RECORDS SUPPLIED –

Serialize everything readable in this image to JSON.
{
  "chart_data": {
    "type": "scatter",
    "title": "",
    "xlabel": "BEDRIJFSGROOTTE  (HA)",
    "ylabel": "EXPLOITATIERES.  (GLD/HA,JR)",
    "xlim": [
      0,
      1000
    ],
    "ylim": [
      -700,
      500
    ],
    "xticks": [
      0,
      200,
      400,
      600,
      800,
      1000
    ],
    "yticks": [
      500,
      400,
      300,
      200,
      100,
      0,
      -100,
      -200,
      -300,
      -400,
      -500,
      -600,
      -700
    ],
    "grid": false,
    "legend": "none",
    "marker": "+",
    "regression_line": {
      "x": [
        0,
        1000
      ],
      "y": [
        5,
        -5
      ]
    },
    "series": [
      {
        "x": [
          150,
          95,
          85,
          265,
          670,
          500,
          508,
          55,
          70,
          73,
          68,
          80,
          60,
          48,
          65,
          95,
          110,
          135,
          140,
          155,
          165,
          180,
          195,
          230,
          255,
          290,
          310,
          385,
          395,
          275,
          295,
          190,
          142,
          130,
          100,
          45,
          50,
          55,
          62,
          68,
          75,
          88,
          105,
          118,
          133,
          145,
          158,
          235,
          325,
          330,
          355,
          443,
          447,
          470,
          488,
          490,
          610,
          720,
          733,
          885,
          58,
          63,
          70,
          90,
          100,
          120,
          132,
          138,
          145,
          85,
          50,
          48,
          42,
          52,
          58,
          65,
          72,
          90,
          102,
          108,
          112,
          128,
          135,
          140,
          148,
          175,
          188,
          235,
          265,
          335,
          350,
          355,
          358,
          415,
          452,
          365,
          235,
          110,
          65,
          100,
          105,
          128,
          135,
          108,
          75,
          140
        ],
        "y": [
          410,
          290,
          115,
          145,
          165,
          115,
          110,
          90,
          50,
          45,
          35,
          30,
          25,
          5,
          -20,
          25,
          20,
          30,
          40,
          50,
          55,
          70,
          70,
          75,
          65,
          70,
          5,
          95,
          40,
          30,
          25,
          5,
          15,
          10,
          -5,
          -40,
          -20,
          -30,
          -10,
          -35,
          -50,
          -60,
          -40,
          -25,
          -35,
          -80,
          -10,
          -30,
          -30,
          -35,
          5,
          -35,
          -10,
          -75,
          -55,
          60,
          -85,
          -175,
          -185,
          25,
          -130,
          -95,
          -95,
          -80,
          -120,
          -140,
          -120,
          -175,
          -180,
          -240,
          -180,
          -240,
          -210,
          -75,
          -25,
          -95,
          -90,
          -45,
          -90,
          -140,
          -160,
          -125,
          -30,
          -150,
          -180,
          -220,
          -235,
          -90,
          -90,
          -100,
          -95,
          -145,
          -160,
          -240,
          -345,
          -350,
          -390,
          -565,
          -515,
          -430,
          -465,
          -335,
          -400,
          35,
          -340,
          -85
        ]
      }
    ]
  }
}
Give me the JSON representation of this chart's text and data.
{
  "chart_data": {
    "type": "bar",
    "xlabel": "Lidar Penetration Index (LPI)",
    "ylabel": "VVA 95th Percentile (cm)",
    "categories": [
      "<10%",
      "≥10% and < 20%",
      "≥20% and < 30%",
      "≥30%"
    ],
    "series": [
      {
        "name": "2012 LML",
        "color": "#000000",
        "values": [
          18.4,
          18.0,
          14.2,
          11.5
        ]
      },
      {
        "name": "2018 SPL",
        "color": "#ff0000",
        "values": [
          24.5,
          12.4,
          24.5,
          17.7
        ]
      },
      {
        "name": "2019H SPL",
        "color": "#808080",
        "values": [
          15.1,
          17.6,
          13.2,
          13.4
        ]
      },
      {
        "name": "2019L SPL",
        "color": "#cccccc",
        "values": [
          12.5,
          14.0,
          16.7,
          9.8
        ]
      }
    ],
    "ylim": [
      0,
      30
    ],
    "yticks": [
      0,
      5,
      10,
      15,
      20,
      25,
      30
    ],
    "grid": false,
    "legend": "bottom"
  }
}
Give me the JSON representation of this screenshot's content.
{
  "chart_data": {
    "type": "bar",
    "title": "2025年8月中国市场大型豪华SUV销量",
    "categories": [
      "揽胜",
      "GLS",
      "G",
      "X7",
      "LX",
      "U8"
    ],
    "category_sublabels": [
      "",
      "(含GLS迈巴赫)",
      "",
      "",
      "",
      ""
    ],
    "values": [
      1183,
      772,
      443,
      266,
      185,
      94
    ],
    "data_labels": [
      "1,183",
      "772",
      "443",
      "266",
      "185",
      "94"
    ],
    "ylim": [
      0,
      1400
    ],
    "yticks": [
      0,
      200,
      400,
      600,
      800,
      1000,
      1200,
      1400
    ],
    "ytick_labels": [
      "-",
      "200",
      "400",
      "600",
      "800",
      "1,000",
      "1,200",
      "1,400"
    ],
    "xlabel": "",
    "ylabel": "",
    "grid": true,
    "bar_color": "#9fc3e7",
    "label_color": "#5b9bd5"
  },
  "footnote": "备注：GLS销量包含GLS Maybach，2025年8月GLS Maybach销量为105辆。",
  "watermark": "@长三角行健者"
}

INSTRUCTIONS TO FOLLOW –
Set down all of the entries exactly, please.

ANSWER TO THE EXERCISE –
Serialize everything readable in this image to JSON.
{
  "chart_data": {
    "type": "scatter",
    "title": "",
    "xlabel": "BEDRIJFSGROOTTE  (HA)",
    "ylabel": "EXPLOITATIERES.  (GLD/HA,JR)",
    "xlim": [
      0,
      1000
    ],
    "ylim": [
      -700,
      500
    ],
    "xticks": [
      0,
      200,
      400,
      600,
      800,
      1000
    ],
    "yticks": [
      500,
      400,
      300,
      200,
      100,
      0,
      -100,
      -200,
      -300,
      -400,
      -500,
      -600,
      -700
    ],
    "grid": false,
    "legend": "none",
    "marker": "+",
    "regression_line": {
      "x": [
        0,
        1000
      ],
      "y": [
        5,
        -5
      ]
    },
    "series": [
      {
        "x": [
          150,
          95,
          85,
          265,
          670,
          500,
          508,
          55,
          70,
          73,
          68,
          80,
          60,
          48,
          65,
          95,
          110,
          135,
          140,
          155,
          165,
          180,
          195,
          230,
          255,
          290,
          310,
          385,
          395,
          275,
          295,
          190,
          142,
          130,
          100,
          45,
          50,
          55,
          62,
          68,
          75,
          88,
          105,
          118,
          133,
          145,
          158,
          235,
          325,
          330,
          355,
          443,
          447,
          470,
          488,
          490,
          610,
          720,
          733,
          885,
          58,
          63,
          70,
          90,
          100,
          120,
          132,
          138,
          145,
          85,
          50,
          48,
          42,
          52,
          58,
          65,
          72,
          90,
          102,
          108,
          112,
          128,
          135,
          140,
          148,
          175,
          188,
          235,
          265,
          335,
          350,
          355,
          358,
          415,
          452,
          365,
          235,
          110,
          65,
          100,
          105,
          128,
          135,
          108,
          75,
          140
        ],
        "y": [
          410,
          290,
          115,
          145,
          165,
          115,
          110,
          90,
          50,
          45,
          35,
          30,
          25,
          5,
          -20,
          25,
          20,
          30,
          40,
          50,
          55,
          70,
          70,
          75,
          65,
          70,
          5,
          95,
          40,
          30,
          25,
          5,
          15,
          10,
          -5,
          -40,
          -20,
          -30,
          -10,
          -35,
          -50,
          -60,
          -40,
          -25,
          -35,
          -80,
          -10,
          -30,
          -30,
          -35,
          5,
          -35,
          -10,
          -75,
          -55,
          60,
          -85,
          -175,
          -185,
          25,
          -130,
          -95,
          -95,
          -80,
          -120,
          -140,
          -120,
          -175,
          -180,
          -240,
          -180,
          -240,
          -210,
          -75,
          -25,
          -95,
          -90,
          -45,
          -90,
          -140,
          -160,
          -125,
          -30,
          -150,
          -180,
          -220,
          -235,
          -90,
          -90,
          -100,
          -95,
          -145,
          -160,
          -240,
          -345,
          -350,
          -390,
          -565,
          -515,
          -430,
          -465,
          -335,
          -400,
          35,
          -340,
          -85
        ]
      }
    ]
  }
}
Give me the JSON representation of this chart's text and data.
{
  "chart_data": {
    "type": "bar",
    "xlabel": "Lidar Penetration Index (LPI)",
    "ylabel": "VVA 95th Percentile (cm)",
    "categories": [
      "<10%",
      "≥10% and < 20%",
      "≥20% and < 30%",
      "≥30%"
    ],
    "series": [
      {
        "name": "2012 LML",
        "color": "#000000",
        "values": [
          18.4,
          18.0,
          14.2,
          11.5
        ]
      },
      {
        "name": "2018 SPL",
        "color": "#ff0000",
        "values": [
          24.5,
          12.4,
          24.5,
          17.7
        ]
      },
      {
        "name": "2019H SPL",
        "color": "#808080",
        "values": [
          15.1,
          17.6,
          13.2,
          13.4
        ]
      },
      {
        "name": "2019L SPL",
        "color": "#cccccc",
        "values": [
          12.5,
          14.0,
          16.7,
          9.8
        ]
      }
    ],
    "ylim": [
      0,
      30
    ],
    "yticks": [
      0,
      5,
      10,
      15,
      20,
      25,
      30
    ],
    "grid": false,
    "legend": "bottom"
  }
}
Give me the JSON representation of this screenshot's content.
{
  "chart_data": {
    "type": "bar",
    "title": "2025年8月中国市场大型豪华SUV销量",
    "categories": [
      "揽胜",
      "GLS",
      "G",
      "X7",
      "LX",
      "U8"
    ],
    "category_sublabels": [
      "",
      "(含GLS迈巴赫)",
      "",
      "",
      "",
      ""
    ],
    "values": [
      1183,
      772,
      443,
      266,
      185,
      94
    ],
    "data_labels": [
      "1,183",
      "772",
      "443",
      "266",
      "185",
      "94"
    ],
    "ylim": [
      0,
      1400
    ],
    "yticks": [
      0,
      200,
      400,
      600,
      800,
      1000,
      1200,
      1400
    ],
    "ytick_labels": [
      "-",
      "200",
      "400",
      "600",
      "800",
      "1,000",
      "1,200",
      "1,400"
    ],
    "xlabel": "",
    "ylabel": "",
    "grid": true,
    "bar_color": "#9fc3e7",
    "label_color": "#5b9bd5"
  },
  "footnote": "备注：GLS销量包含GLS Maybach，2025年8月GLS Maybach销量为105辆。",
  "watermark": "@长三角行健者"
}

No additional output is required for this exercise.